>>>

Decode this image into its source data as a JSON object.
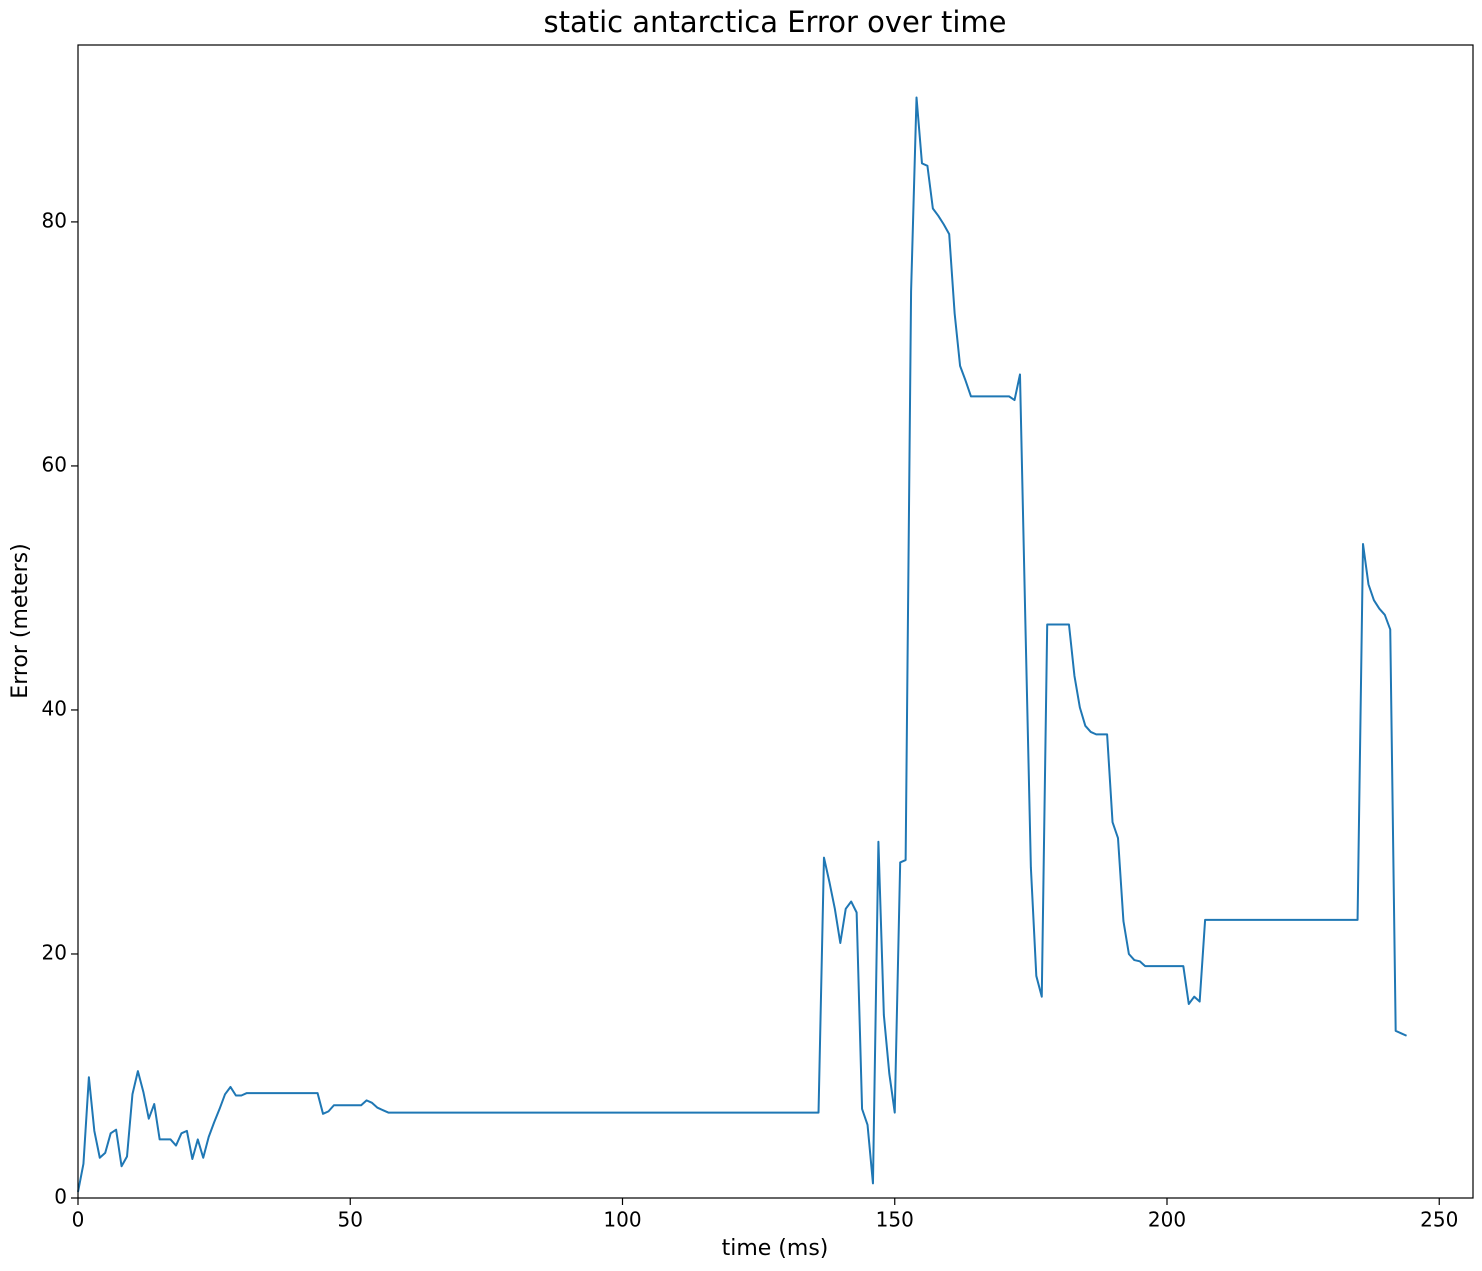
{
  "chart_data": {
    "type": "line",
    "title": "static antarctica Error over time",
    "x_label": "time (ms)",
    "y_label": "Error (meters)",
    "xlim": [
      0,
      256.2
    ],
    "ylim": [
      0,
      94.5
    ],
    "xticks": [
      0,
      50,
      100,
      150,
      200,
      250
    ],
    "yticks": [
      0,
      20,
      40,
      60,
      80
    ],
    "grid": false,
    "series": [
      {
        "color": "#1f77b4",
        "x": [
          0,
          1,
          2,
          3,
          4,
          5,
          6,
          7,
          8,
          9,
          10,
          11,
          12,
          13,
          14,
          15,
          16,
          17,
          18,
          19,
          20,
          21,
          22,
          23,
          24,
          25,
          26,
          27,
          28,
          29,
          30,
          31,
          32,
          33,
          34,
          35,
          36,
          37,
          38,
          39,
          40,
          41,
          42,
          43,
          44,
          45,
          46,
          47,
          48,
          49,
          50,
          51,
          52,
          53,
          54,
          55,
          56,
          57,
          58,
          59,
          60,
          61,
          62,
          63,
          64,
          65,
          66,
          67,
          68,
          69,
          70,
          71,
          72,
          73,
          74,
          75,
          76,
          77,
          78,
          79,
          80,
          81,
          82,
          83,
          84,
          85,
          86,
          87,
          88,
          89,
          90,
          91,
          92,
          93,
          94,
          95,
          96,
          97,
          98,
          99,
          100,
          101,
          102,
          103,
          104,
          105,
          106,
          107,
          108,
          109,
          110,
          111,
          112,
          113,
          114,
          115,
          116,
          117,
          118,
          119,
          120,
          121,
          122,
          123,
          124,
          125,
          126,
          127,
          128,
          129,
          130,
          131,
          132,
          133,
          134,
          135,
          136,
          137,
          138,
          139,
          140,
          141,
          142,
          143,
          144,
          145,
          146,
          147,
          148,
          149,
          150,
          151,
          152,
          153,
          154,
          155,
          156,
          157,
          158,
          159,
          160,
          161,
          162,
          163,
          164,
          165,
          166,
          167,
          168,
          169,
          170,
          171,
          172,
          173,
          174,
          175,
          176,
          177,
          178,
          179,
          180,
          181,
          182,
          183,
          184,
          185,
          186,
          187,
          188,
          189,
          190,
          191,
          192,
          193,
          194,
          195,
          196,
          197,
          198,
          199,
          200,
          201,
          202,
          203,
          204,
          205,
          206,
          207,
          208,
          209,
          210,
          211,
          212,
          213,
          214,
          215,
          216,
          217,
          218,
          219,
          220,
          221,
          222,
          223,
          224,
          225,
          226,
          227,
          228,
          229,
          230,
          231,
          232,
          233,
          234,
          235,
          236,
          237,
          238,
          239,
          240,
          241,
          242,
          243,
          244
        ],
        "values": [
          0.5,
          2.8,
          9.9,
          5.5,
          3.3,
          3.7,
          5.3,
          5.6,
          2.6,
          3.4,
          8.5,
          10.4,
          8.7,
          6.5,
          7.7,
          4.8,
          4.8,
          4.8,
          4.3,
          5.3,
          5.5,
          3.2,
          4.8,
          3.3,
          5.0,
          6.2,
          7.3,
          8.5,
          9.1,
          8.4,
          8.4,
          8.6,
          8.6,
          8.6,
          8.6,
          8.6,
          8.6,
          8.6,
          8.6,
          8.6,
          8.6,
          8.6,
          8.6,
          8.6,
          8.6,
          6.9,
          7.1,
          7.6,
          7.6,
          7.6,
          7.6,
          7.6,
          7.6,
          8.0,
          7.8,
          7.4,
          7.2,
          7.0,
          7.0,
          7.0,
          7.0,
          7.0,
          7.0,
          7.0,
          7.0,
          7.0,
          7.0,
          7.0,
          7.0,
          7.0,
          7.0,
          7.0,
          7.0,
          7.0,
          7.0,
          7.0,
          7.0,
          7.0,
          7.0,
          7.0,
          7.0,
          7.0,
          7.0,
          7.0,
          7.0,
          7.0,
          7.0,
          7.0,
          7.0,
          7.0,
          7.0,
          7.0,
          7.0,
          7.0,
          7.0,
          7.0,
          7.0,
          7.0,
          7.0,
          7.0,
          7.0,
          7.0,
          7.0,
          7.0,
          7.0,
          7.0,
          7.0,
          7.0,
          7.0,
          7.0,
          7.0,
          7.0,
          7.0,
          7.0,
          7.0,
          7.0,
          7.0,
          7.0,
          7.0,
          7.0,
          7.0,
          7.0,
          7.0,
          7.0,
          7.0,
          7.0,
          7.0,
          7.0,
          7.0,
          7.0,
          7.0,
          7.0,
          7.0,
          7.0,
          7.0,
          7.0,
          7.0,
          27.9,
          25.9,
          23.7,
          20.9,
          23.7,
          24.3,
          23.4,
          7.3,
          6.0,
          1.2,
          29.2,
          15.0,
          10.2,
          7.0,
          27.5,
          27.7,
          74.3,
          90.2,
          84.8,
          84.6,
          81.1,
          80.5,
          79.8,
          79.0,
          72.5,
          68.2,
          67.0,
          65.7,
          65.7,
          65.7,
          65.7,
          65.7,
          65.7,
          65.7,
          65.7,
          65.4,
          67.5,
          47.0,
          27.1,
          18.2,
          16.5,
          47.0,
          47.0,
          47.0,
          47.0,
          47.0,
          42.8,
          40.2,
          38.7,
          38.2,
          38.0,
          38.0,
          38.0,
          30.8,
          29.5,
          22.7,
          20.0,
          19.5,
          19.4,
          19.0,
          19.0,
          19.0,
          19.0,
          19.0,
          19.0,
          19.0,
          19.0,
          15.9,
          16.5,
          16.1,
          22.8,
          22.8,
          22.8,
          22.8,
          22.8,
          22.8,
          22.8,
          22.8,
          22.8,
          22.8,
          22.8,
          22.8,
          22.8,
          22.8,
          22.8,
          22.8,
          22.8,
          22.8,
          22.8,
          22.8,
          22.8,
          22.8,
          22.8,
          22.8,
          22.8,
          22.8,
          22.8,
          22.8,
          22.8,
          53.6,
          50.3,
          49.0,
          48.3,
          47.8,
          46.6,
          13.7,
          13.5,
          13.3
        ]
      }
    ]
  }
}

<<<

# PROBLEM TO WORK ON:
Print the records word for word and exclude any picture they hold.

# SOLVED PROBLEM:
Decode this image into its source data as a JSON object.
{
  "chart_data": {
    "type": "line",
    "title": "static antarctica Error over time",
    "x_label": "time (ms)",
    "y_label": "Error (meters)",
    "xlim": [
      0,
      256.2
    ],
    "ylim": [
      0,
      94.5
    ],
    "xticks": [
      0,
      50,
      100,
      150,
      200,
      250
    ],
    "yticks": [
      0,
      20,
      40,
      60,
      80
    ],
    "grid": false,
    "series": [
      {
        "color": "#1f77b4",
        "x": [
          0,
          1,
          2,
          3,
          4,
          5,
          6,
          7,
          8,
          9,
          10,
          11,
          12,
          13,
          14,
          15,
          16,
          17,
          18,
          19,
          20,
          21,
          22,
          23,
          24,
          25,
          26,
          27,
          28,
          29,
          30,
          31,
          32,
          33,
          34,
          35,
          36,
          37,
          38,
          39,
          40,
          41,
          42,
          43,
          44,
          45,
          46,
          47,
          48,
          49,
          50,
          51,
          52,
          53,
          54,
          55,
          56,
          57,
          58,
          59,
          60,
          61,
          62,
          63,
          64,
          65,
          66,
          67,
          68,
          69,
          70,
          71,
          72,
          73,
          74,
          75,
          76,
          77,
          78,
          79,
          80,
          81,
          82,
          83,
          84,
          85,
          86,
          87,
          88,
          89,
          90,
          91,
          92,
          93,
          94,
          95,
          96,
          97,
          98,
          99,
          100,
          101,
          102,
          103,
          104,
          105,
          106,
          107,
          108,
          109,
          110,
          111,
          112,
          113,
          114,
          115,
          116,
          117,
          118,
          119,
          120,
          121,
          122,
          123,
          124,
          125,
          126,
          127,
          128,
          129,
          130,
          131,
          132,
          133,
          134,
          135,
          136,
          137,
          138,
          139,
          140,
          141,
          142,
          143,
          144,
          145,
          146,
          147,
          148,
          149,
          150,
          151,
          152,
          153,
          154,
          155,
          156,
          157,
          158,
          159,
          160,
          161,
          162,
          163,
          164,
          165,
          166,
          167,
          168,
          169,
          170,
          171,
          172,
          173,
          174,
          175,
          176,
          177,
          178,
          179,
          180,
          181,
          182,
          183,
          184,
          185,
          186,
          187,
          188,
          189,
          190,
          191,
          192,
          193,
          194,
          195,
          196,
          197,
          198,
          199,
          200,
          201,
          202,
          203,
          204,
          205,
          206,
          207,
          208,
          209,
          210,
          211,
          212,
          213,
          214,
          215,
          216,
          217,
          218,
          219,
          220,
          221,
          222,
          223,
          224,
          225,
          226,
          227,
          228,
          229,
          230,
          231,
          232,
          233,
          234,
          235,
          236,
          237,
          238,
          239,
          240,
          241,
          242,
          243,
          244
        ],
        "values": [
          0.5,
          2.8,
          9.9,
          5.5,
          3.3,
          3.7,
          5.3,
          5.6,
          2.6,
          3.4,
          8.5,
          10.4,
          8.7,
          6.5,
          7.7,
          4.8,
          4.8,
          4.8,
          4.3,
          5.3,
          5.5,
          3.2,
          4.8,
          3.3,
          5.0,
          6.2,
          7.3,
          8.5,
          9.1,
          8.4,
          8.4,
          8.6,
          8.6,
          8.6,
          8.6,
          8.6,
          8.6,
          8.6,
          8.6,
          8.6,
          8.6,
          8.6,
          8.6,
          8.6,
          8.6,
          6.9,
          7.1,
          7.6,
          7.6,
          7.6,
          7.6,
          7.6,
          7.6,
          8.0,
          7.8,
          7.4,
          7.2,
          7.0,
          7.0,
          7.0,
          7.0,
          7.0,
          7.0,
          7.0,
          7.0,
          7.0,
          7.0,
          7.0,
          7.0,
          7.0,
          7.0,
          7.0,
          7.0,
          7.0,
          7.0,
          7.0,
          7.0,
          7.0,
          7.0,
          7.0,
          7.0,
          7.0,
          7.0,
          7.0,
          7.0,
          7.0,
          7.0,
          7.0,
          7.0,
          7.0,
          7.0,
          7.0,
          7.0,
          7.0,
          7.0,
          7.0,
          7.0,
          7.0,
          7.0,
          7.0,
          7.0,
          7.0,
          7.0,
          7.0,
          7.0,
          7.0,
          7.0,
          7.0,
          7.0,
          7.0,
          7.0,
          7.0,
          7.0,
          7.0,
          7.0,
          7.0,
          7.0,
          7.0,
          7.0,
          7.0,
          7.0,
          7.0,
          7.0,
          7.0,
          7.0,
          7.0,
          7.0,
          7.0,
          7.0,
          7.0,
          7.0,
          7.0,
          7.0,
          7.0,
          7.0,
          7.0,
          7.0,
          27.9,
          25.9,
          23.7,
          20.9,
          23.7,
          24.3,
          23.4,
          7.3,
          6.0,
          1.2,
          29.2,
          15.0,
          10.2,
          7.0,
          27.5,
          27.7,
          74.3,
          90.2,
          84.8,
          84.6,
          81.1,
          80.5,
          79.8,
          79.0,
          72.5,
          68.2,
          67.0,
          65.7,
          65.7,
          65.7,
          65.7,
          65.7,
          65.7,
          65.7,
          65.7,
          65.4,
          67.5,
          47.0,
          27.1,
          18.2,
          16.5,
          47.0,
          47.0,
          47.0,
          47.0,
          47.0,
          42.8,
          40.2,
          38.7,
          38.2,
          38.0,
          38.0,
          38.0,
          30.8,
          29.5,
          22.7,
          20.0,
          19.5,
          19.4,
          19.0,
          19.0,
          19.0,
          19.0,
          19.0,
          19.0,
          19.0,
          19.0,
          15.9,
          16.5,
          16.1,
          22.8,
          22.8,
          22.8,
          22.8,
          22.8,
          22.8,
          22.8,
          22.8,
          22.8,
          22.8,
          22.8,
          22.8,
          22.8,
          22.8,
          22.8,
          22.8,
          22.8,
          22.8,
          22.8,
          22.8,
          22.8,
          22.8,
          22.8,
          22.8,
          22.8,
          22.8,
          22.8,
          22.8,
          22.8,
          53.6,
          50.3,
          49.0,
          48.3,
          47.8,
          46.6,
          13.7,
          13.5,
          13.3
        ]
      }
    ]
  }
}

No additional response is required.